**Problem to work on**
From the listing below, pull out all lines with "Тобольська" in them.

-- start --

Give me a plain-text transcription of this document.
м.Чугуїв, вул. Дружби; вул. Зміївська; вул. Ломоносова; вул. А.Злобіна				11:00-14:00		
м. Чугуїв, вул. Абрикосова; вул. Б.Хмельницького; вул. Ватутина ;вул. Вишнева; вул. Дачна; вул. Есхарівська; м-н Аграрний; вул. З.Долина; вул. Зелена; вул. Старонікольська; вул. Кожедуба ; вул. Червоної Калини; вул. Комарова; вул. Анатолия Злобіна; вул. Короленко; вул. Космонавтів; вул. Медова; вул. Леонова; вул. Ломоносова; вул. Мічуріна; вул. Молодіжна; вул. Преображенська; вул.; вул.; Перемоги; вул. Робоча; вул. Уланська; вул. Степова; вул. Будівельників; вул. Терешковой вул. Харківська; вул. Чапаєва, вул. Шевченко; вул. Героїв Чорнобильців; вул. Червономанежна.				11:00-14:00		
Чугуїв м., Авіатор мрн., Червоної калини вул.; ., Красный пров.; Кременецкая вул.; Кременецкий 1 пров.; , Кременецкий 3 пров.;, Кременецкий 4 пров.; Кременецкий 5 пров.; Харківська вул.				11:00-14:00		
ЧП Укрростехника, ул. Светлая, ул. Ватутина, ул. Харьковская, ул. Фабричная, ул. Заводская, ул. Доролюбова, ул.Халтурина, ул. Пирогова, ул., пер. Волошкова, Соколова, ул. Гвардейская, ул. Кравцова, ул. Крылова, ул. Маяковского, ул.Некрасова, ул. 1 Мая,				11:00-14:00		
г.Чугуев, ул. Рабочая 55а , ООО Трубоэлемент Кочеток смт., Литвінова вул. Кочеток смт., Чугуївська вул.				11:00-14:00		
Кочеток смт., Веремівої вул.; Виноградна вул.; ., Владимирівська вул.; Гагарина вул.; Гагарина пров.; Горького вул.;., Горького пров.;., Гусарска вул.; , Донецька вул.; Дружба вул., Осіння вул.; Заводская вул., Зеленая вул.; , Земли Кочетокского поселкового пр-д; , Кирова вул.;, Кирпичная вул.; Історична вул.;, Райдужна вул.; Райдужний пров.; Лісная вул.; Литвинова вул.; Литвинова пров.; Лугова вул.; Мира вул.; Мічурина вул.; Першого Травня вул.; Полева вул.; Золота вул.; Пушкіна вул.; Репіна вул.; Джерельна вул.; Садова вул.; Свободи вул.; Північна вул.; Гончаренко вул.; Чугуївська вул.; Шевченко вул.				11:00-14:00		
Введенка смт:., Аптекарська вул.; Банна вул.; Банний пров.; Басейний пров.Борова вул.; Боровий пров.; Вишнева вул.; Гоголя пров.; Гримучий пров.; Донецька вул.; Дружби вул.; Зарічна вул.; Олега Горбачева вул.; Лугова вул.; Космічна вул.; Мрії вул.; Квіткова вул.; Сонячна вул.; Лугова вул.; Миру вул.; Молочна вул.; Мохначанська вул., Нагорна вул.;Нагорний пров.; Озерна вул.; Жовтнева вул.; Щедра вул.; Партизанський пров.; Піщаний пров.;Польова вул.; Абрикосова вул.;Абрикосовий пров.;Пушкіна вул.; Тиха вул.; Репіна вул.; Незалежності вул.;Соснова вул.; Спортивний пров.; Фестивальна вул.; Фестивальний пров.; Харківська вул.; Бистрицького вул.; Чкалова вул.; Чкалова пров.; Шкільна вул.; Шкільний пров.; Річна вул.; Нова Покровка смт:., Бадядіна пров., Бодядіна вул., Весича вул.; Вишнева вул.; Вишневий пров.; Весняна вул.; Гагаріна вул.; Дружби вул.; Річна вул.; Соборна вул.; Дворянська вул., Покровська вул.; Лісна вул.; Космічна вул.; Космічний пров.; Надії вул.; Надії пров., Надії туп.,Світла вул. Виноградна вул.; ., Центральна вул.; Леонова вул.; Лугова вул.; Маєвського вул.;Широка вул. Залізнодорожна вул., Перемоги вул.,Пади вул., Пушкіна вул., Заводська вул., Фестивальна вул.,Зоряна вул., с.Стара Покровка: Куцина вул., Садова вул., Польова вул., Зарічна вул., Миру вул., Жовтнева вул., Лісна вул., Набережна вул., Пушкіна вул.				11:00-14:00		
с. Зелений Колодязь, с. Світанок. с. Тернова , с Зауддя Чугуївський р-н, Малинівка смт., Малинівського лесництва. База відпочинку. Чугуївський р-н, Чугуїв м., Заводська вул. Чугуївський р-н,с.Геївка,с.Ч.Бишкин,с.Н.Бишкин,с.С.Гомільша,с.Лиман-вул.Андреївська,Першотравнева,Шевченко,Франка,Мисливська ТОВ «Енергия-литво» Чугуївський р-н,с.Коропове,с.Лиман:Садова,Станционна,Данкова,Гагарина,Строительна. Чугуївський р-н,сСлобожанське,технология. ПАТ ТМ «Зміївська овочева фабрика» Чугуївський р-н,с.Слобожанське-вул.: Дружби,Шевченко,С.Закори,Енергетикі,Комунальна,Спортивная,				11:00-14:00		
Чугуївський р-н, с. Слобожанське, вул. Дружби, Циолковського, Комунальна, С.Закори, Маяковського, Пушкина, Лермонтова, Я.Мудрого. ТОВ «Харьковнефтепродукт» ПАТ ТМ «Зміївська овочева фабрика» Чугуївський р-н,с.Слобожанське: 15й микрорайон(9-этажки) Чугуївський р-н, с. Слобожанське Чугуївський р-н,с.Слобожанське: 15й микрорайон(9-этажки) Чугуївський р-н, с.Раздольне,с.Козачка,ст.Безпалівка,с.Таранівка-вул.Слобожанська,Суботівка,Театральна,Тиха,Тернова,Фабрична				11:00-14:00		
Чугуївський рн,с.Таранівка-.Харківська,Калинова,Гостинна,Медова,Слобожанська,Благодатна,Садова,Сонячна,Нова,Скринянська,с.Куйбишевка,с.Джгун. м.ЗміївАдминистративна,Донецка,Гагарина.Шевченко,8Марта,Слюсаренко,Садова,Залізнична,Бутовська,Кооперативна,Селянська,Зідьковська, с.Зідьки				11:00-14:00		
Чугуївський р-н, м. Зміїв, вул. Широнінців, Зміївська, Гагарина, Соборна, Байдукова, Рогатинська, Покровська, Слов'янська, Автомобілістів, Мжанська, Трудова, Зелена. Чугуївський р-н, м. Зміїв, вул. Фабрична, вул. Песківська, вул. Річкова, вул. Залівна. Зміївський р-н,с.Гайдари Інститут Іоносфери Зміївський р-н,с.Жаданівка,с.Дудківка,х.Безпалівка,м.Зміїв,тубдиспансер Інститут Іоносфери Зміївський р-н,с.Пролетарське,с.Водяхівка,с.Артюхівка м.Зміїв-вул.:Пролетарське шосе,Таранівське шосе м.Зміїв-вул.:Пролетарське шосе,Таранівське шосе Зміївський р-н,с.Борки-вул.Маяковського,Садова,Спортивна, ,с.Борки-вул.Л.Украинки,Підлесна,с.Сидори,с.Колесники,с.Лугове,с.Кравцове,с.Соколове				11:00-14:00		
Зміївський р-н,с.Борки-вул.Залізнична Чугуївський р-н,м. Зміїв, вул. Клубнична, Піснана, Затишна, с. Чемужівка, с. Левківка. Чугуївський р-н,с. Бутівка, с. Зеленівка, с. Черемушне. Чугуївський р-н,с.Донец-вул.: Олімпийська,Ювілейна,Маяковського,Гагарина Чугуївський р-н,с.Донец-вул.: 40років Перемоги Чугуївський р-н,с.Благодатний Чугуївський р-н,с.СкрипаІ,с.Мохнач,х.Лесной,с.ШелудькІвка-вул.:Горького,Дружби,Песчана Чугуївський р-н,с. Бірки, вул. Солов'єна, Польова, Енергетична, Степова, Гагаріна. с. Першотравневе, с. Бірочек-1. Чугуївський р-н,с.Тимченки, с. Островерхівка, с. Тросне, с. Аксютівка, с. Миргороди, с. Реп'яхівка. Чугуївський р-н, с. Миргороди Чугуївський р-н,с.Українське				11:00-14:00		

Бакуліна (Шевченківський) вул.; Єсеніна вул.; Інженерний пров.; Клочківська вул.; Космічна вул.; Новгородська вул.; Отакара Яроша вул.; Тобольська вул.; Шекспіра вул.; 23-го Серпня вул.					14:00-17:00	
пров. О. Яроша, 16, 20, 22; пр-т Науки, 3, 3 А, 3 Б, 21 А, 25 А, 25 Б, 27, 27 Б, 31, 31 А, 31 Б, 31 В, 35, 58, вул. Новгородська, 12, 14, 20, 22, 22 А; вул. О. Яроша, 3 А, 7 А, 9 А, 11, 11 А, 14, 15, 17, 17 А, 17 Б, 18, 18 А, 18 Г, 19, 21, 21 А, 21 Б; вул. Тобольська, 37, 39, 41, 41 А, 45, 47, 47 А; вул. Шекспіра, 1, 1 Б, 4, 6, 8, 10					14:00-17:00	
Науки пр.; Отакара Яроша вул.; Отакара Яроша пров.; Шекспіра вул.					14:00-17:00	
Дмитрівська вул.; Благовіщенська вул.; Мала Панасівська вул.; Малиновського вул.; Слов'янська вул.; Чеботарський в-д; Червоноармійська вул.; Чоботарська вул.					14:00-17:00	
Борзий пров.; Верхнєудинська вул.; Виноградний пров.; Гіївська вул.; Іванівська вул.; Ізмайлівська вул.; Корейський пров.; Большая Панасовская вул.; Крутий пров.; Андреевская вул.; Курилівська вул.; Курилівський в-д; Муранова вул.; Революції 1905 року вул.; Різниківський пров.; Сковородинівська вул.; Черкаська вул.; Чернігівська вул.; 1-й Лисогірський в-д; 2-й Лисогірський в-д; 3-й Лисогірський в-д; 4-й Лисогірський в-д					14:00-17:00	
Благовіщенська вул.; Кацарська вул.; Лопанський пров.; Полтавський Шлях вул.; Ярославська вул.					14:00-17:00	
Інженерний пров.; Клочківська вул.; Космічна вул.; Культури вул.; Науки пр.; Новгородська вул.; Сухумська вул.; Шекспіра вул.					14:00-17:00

-- end --

**Final answer**
Бакуліна (Шевченківський) вул.; Єсеніна вул.; Інженерний пров.; Клочківська вул.; Космічна вул.; Новгородська вул.; Отакара Яроша вул.; Тобольська вул.; Шекспіра вул.; 23-го Серпня вул.					14:00-17:00	
пров. О. Яроша, 16, 20, 22; пр-т Науки, 3, 3 А, 3 Б, 21 А, 25 А, 25 Б, 27, 27 Б, 31, 31 А, 31 Б, 31 В, 35, 58, вул. Новгородська, 12, 14, 20, 22, 22 А; вул. О. Яроша, 3 А, 7 А, 9 А, 11, 11 А, 14, 15, 17, 17 А, 17 Б, 18, 18 А, 18 Г, 19, 21, 21 А, 21 Б; вул. Тобольська, 37, 39, 41, 41 А, 45, 47, 47 А; вул. Шекспіра, 1, 1 Б, 4, 6, 8, 10					14:00-17:00	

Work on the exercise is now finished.